----- RECORD EXTRACTS -----
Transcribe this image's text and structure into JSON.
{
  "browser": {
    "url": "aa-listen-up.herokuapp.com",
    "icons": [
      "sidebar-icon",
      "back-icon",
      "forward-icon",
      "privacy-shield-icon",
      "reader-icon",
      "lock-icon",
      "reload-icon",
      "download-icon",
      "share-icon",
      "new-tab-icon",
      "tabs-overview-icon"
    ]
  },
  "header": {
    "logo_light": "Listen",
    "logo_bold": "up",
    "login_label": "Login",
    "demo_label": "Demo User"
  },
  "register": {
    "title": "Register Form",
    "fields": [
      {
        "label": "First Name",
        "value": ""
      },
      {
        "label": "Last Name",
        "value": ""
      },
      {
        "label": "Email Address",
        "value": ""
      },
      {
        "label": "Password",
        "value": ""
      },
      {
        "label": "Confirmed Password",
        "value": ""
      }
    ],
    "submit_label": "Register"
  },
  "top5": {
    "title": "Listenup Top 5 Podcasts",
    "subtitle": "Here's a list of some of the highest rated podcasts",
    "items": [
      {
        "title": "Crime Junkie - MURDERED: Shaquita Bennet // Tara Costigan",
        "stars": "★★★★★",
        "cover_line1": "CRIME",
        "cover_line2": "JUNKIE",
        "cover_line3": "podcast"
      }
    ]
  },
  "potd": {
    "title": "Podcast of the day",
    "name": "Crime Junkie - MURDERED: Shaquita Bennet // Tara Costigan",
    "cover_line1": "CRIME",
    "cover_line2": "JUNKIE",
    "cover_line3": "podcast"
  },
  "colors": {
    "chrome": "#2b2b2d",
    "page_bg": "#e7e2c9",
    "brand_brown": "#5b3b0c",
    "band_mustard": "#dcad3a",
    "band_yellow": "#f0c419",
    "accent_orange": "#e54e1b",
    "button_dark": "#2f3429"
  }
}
-----
TASK PROMPT — Pick out each line in the material containing "Bennet".

ANSWER —
        "title": "Crime Junkie - MURDERED: Shaquita Bennet // Tara Costigan",
    "name": "Crime Junkie - MURDERED: Shaquita Bennet // Tara Costigan",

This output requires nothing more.